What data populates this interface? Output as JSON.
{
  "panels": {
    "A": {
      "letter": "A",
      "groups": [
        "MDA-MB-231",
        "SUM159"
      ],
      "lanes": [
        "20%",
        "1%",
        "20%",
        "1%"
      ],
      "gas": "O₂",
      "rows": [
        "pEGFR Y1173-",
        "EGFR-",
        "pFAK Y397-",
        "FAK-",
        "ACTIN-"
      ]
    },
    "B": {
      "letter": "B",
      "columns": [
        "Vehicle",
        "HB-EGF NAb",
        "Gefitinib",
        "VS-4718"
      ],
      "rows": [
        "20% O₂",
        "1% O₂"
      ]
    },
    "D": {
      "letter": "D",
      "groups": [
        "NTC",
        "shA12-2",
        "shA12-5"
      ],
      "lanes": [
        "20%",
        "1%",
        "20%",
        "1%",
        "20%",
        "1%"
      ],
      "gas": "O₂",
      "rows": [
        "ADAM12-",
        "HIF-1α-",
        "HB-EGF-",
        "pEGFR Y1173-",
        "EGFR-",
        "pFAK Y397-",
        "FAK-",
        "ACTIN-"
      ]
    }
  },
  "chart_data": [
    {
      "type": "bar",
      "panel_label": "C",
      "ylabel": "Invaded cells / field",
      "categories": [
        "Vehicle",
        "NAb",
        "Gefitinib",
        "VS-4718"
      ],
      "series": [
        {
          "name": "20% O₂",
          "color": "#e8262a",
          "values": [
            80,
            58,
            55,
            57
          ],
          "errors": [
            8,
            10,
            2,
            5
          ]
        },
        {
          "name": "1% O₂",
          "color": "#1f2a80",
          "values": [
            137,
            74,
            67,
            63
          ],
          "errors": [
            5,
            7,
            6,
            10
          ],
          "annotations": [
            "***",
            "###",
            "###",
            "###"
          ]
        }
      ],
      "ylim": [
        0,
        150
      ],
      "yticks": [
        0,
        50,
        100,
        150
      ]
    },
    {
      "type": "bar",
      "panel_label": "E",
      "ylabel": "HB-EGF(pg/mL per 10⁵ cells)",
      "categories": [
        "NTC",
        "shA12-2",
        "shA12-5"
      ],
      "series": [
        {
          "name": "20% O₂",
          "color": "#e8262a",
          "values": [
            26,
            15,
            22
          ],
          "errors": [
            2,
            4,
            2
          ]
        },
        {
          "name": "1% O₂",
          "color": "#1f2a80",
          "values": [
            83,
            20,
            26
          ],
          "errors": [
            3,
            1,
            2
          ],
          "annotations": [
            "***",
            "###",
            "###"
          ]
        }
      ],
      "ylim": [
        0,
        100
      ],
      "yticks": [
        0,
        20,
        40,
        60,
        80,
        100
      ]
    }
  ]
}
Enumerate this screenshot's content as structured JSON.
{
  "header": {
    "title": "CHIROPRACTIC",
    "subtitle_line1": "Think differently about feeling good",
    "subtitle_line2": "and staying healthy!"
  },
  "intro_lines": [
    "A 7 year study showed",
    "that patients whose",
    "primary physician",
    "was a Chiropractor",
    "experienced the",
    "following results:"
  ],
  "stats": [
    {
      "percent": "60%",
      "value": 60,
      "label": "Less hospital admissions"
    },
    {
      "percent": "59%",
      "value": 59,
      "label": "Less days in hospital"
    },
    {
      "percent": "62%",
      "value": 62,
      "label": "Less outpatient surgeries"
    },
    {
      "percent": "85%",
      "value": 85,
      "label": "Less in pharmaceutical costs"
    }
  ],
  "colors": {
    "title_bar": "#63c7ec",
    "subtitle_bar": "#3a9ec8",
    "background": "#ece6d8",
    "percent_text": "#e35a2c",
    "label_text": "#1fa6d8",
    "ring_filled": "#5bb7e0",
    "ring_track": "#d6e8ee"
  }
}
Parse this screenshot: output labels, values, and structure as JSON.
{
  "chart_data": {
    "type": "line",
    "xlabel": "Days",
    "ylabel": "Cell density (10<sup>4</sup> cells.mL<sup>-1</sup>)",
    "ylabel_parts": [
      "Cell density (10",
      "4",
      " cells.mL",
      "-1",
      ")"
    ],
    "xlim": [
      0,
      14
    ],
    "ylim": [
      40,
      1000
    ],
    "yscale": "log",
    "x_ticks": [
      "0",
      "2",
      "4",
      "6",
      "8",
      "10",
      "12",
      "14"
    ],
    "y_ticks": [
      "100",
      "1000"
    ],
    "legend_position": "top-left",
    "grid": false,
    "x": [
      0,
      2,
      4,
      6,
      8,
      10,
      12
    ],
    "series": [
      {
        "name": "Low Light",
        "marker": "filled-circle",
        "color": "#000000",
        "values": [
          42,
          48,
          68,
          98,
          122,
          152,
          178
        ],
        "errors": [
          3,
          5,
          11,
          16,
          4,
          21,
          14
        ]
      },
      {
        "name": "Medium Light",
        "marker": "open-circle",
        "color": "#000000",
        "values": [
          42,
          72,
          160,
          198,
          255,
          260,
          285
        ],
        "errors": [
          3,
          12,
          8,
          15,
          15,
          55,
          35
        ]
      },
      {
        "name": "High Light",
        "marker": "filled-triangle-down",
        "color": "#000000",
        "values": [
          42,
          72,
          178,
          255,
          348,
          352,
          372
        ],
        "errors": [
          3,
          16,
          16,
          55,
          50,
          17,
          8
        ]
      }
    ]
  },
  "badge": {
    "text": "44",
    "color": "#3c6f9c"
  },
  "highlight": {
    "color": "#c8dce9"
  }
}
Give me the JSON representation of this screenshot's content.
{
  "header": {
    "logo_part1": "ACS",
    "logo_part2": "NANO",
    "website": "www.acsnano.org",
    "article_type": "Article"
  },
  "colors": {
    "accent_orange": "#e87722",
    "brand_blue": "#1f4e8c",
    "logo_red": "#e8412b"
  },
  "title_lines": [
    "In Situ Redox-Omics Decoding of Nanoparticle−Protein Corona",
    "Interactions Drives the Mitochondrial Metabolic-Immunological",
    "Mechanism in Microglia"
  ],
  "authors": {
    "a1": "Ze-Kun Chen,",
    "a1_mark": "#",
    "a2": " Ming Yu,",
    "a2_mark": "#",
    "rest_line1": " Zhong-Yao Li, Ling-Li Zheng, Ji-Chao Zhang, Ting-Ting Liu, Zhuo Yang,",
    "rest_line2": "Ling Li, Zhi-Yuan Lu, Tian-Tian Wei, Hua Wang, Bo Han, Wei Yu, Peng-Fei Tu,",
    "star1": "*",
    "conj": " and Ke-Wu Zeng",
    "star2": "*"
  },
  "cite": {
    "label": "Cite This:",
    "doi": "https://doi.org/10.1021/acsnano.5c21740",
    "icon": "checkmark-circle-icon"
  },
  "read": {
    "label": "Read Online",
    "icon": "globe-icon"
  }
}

* * * * * * * * *

▶ **Instructions for the task**
Search the data above for lines holding "icon" and copy each of them.

▶ **Output below**
    "icon": "checkmark-circle-icon"
    "icon": "globe-icon"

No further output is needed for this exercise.